_TASK OBJECTIVE_: Your task is to copy every line of the entries that contains "Health".

(Page text entries)
=== Section Start ===
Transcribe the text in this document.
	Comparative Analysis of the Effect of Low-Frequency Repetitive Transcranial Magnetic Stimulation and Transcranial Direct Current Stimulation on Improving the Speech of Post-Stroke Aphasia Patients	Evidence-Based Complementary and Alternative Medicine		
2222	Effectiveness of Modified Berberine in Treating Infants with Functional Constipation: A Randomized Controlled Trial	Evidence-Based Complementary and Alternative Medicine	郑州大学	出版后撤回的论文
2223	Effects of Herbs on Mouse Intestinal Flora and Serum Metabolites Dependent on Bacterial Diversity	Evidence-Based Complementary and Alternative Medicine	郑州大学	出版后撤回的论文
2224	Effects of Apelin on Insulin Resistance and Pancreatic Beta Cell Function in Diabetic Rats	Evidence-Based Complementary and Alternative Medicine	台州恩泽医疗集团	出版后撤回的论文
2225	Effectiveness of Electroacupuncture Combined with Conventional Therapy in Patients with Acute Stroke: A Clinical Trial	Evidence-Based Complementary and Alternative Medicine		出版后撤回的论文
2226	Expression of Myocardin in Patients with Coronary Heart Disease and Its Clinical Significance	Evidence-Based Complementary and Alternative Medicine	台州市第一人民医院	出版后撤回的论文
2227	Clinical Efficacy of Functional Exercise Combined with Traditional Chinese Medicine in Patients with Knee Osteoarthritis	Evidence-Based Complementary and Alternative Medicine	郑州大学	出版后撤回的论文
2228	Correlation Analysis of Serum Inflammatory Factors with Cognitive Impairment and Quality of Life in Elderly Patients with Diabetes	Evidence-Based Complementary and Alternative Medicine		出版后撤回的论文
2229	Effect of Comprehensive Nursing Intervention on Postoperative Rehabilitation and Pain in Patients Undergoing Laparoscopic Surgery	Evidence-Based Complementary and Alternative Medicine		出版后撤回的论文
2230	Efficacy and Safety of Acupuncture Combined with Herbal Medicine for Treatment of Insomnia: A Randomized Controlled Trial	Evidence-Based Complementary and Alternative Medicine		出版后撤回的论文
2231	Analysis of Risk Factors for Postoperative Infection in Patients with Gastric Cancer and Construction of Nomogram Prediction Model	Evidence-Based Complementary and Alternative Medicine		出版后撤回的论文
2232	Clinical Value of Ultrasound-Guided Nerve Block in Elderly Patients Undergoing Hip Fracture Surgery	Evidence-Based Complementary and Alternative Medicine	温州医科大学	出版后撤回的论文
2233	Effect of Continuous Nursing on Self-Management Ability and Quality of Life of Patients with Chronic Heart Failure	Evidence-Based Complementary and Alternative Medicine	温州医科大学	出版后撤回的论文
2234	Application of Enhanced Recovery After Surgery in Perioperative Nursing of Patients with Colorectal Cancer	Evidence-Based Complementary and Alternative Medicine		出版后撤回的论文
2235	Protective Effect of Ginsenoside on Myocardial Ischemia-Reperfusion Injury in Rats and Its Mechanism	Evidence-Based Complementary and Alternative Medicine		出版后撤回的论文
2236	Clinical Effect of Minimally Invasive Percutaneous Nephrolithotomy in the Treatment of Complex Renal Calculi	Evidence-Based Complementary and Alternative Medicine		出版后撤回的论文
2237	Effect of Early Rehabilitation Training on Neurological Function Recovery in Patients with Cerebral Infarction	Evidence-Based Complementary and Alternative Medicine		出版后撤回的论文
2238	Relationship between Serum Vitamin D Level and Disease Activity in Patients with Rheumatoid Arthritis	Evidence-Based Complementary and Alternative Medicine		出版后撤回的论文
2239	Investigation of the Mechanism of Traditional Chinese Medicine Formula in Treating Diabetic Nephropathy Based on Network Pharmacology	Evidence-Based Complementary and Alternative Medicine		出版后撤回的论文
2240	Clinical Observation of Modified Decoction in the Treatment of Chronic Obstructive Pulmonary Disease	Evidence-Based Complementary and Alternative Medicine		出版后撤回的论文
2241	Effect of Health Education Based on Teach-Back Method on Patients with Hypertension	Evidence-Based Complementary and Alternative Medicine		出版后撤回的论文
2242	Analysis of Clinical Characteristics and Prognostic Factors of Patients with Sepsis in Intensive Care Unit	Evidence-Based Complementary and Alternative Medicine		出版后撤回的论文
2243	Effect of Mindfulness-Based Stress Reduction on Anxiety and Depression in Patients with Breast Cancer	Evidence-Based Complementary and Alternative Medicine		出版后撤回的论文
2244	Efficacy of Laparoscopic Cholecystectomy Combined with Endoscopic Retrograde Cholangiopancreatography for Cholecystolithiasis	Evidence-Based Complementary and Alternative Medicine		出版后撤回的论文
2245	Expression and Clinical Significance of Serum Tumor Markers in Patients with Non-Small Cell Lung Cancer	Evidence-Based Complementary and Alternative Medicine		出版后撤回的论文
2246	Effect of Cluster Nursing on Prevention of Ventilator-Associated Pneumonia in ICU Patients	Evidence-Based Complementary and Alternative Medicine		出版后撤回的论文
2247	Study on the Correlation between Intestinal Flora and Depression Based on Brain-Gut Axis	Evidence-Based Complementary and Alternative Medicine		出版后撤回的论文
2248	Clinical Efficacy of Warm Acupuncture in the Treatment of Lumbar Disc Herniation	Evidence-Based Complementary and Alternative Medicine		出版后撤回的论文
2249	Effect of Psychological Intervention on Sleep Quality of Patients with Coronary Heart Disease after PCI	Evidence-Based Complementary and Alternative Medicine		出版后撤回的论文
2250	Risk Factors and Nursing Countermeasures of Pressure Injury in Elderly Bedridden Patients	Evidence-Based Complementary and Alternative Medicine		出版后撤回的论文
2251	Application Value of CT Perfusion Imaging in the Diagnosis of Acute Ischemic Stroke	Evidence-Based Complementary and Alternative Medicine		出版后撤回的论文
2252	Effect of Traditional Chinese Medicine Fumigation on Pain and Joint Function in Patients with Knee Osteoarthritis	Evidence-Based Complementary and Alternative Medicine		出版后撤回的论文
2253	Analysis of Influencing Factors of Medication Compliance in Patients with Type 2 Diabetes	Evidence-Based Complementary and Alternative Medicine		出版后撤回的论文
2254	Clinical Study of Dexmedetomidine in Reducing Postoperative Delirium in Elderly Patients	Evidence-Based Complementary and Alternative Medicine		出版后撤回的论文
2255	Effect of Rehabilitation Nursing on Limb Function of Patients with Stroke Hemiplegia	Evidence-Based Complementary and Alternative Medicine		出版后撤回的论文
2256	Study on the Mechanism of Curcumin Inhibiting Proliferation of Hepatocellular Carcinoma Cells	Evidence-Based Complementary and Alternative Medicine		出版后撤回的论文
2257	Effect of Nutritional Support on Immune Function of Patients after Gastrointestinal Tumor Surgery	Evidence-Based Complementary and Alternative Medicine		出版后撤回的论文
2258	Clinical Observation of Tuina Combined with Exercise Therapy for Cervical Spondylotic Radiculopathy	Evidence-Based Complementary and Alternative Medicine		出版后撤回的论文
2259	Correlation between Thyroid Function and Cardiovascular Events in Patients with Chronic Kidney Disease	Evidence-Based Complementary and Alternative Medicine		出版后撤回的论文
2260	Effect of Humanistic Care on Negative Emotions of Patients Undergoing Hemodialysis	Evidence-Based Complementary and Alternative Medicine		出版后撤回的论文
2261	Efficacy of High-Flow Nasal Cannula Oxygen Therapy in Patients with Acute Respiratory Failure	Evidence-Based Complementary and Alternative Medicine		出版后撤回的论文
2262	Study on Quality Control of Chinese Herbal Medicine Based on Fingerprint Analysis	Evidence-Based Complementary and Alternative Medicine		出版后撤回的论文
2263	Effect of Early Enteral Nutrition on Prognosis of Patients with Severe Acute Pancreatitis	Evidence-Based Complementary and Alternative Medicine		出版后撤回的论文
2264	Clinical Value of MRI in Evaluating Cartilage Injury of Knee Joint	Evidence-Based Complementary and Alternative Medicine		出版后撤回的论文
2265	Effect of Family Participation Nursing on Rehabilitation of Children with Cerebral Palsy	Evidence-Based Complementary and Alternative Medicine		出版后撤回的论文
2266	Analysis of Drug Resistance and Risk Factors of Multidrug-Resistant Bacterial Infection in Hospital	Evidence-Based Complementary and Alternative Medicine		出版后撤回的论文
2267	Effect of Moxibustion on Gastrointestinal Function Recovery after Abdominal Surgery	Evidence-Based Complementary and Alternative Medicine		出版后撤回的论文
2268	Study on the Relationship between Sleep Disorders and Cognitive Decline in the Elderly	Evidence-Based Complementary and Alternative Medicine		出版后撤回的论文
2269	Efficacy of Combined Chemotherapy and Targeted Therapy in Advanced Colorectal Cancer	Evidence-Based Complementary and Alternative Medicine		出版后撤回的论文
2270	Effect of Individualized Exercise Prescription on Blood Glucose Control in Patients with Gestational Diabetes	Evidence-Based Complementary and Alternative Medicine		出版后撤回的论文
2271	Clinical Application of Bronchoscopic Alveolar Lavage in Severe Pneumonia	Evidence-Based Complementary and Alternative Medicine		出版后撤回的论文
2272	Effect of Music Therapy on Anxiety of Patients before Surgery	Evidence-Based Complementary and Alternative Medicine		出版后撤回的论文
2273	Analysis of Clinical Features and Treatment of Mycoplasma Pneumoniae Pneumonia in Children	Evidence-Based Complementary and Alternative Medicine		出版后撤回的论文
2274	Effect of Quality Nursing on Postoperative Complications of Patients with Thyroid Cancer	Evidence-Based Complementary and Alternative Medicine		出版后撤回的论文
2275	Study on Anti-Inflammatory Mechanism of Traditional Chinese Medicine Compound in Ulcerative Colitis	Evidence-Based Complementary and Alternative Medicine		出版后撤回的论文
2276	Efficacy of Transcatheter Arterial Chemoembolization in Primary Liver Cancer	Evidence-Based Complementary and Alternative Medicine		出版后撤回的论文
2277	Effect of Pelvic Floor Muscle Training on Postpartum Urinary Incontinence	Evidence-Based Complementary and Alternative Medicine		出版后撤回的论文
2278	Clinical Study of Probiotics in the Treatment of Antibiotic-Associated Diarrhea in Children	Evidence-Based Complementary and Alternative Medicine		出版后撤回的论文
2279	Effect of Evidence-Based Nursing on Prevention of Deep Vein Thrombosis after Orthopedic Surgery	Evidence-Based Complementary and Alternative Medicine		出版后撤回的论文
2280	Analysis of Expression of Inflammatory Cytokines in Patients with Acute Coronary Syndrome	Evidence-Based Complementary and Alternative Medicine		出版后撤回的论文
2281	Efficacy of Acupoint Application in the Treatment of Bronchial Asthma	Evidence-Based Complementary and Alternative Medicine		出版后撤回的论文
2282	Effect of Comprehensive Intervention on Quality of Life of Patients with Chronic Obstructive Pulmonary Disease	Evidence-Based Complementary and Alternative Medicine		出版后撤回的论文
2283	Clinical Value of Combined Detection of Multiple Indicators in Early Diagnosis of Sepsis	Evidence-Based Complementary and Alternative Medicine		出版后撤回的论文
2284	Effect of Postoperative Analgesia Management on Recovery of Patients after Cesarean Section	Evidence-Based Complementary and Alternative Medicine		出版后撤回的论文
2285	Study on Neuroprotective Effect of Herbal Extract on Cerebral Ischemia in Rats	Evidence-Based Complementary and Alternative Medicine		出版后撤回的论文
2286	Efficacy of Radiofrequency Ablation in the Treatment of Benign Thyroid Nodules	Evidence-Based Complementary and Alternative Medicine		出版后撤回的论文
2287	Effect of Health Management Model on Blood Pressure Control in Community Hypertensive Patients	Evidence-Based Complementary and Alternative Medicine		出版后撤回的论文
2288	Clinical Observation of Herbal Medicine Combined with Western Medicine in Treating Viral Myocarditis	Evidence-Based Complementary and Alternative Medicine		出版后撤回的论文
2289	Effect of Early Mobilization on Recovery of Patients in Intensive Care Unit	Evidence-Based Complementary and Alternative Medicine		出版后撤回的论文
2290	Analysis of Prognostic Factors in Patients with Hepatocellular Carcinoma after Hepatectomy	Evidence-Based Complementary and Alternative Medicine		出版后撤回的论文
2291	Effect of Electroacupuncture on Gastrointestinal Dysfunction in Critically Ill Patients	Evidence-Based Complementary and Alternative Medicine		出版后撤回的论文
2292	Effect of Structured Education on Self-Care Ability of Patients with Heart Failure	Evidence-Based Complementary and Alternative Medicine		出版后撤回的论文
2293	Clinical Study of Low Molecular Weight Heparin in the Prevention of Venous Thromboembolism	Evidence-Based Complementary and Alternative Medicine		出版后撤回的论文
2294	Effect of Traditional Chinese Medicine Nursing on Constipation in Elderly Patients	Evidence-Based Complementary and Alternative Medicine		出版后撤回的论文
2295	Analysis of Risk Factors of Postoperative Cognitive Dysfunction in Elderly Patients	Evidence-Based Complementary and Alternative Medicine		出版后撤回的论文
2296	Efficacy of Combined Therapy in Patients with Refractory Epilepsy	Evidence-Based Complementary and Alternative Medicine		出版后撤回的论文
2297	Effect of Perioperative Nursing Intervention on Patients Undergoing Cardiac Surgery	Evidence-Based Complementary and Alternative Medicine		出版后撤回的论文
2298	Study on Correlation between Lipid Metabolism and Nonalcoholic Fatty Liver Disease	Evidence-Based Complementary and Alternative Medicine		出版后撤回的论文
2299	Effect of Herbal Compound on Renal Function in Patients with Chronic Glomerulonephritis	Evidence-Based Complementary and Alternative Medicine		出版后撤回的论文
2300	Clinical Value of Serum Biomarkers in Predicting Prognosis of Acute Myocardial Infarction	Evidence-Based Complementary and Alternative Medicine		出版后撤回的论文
=== Section End ===
_WRITTEN RESPONSE_:
2241	Effect of Health Education Based on Teach-Back Method on Patients with Hypertension	Evidence-Based Complementary and Alternative Medicine		出版后撤回的论文
2287	Effect of Health Management Model on Blood Pressure Control in Community Hypertensive Patients	Evidence-Based Complementary and Alternative Medicine		出版后撤回的论文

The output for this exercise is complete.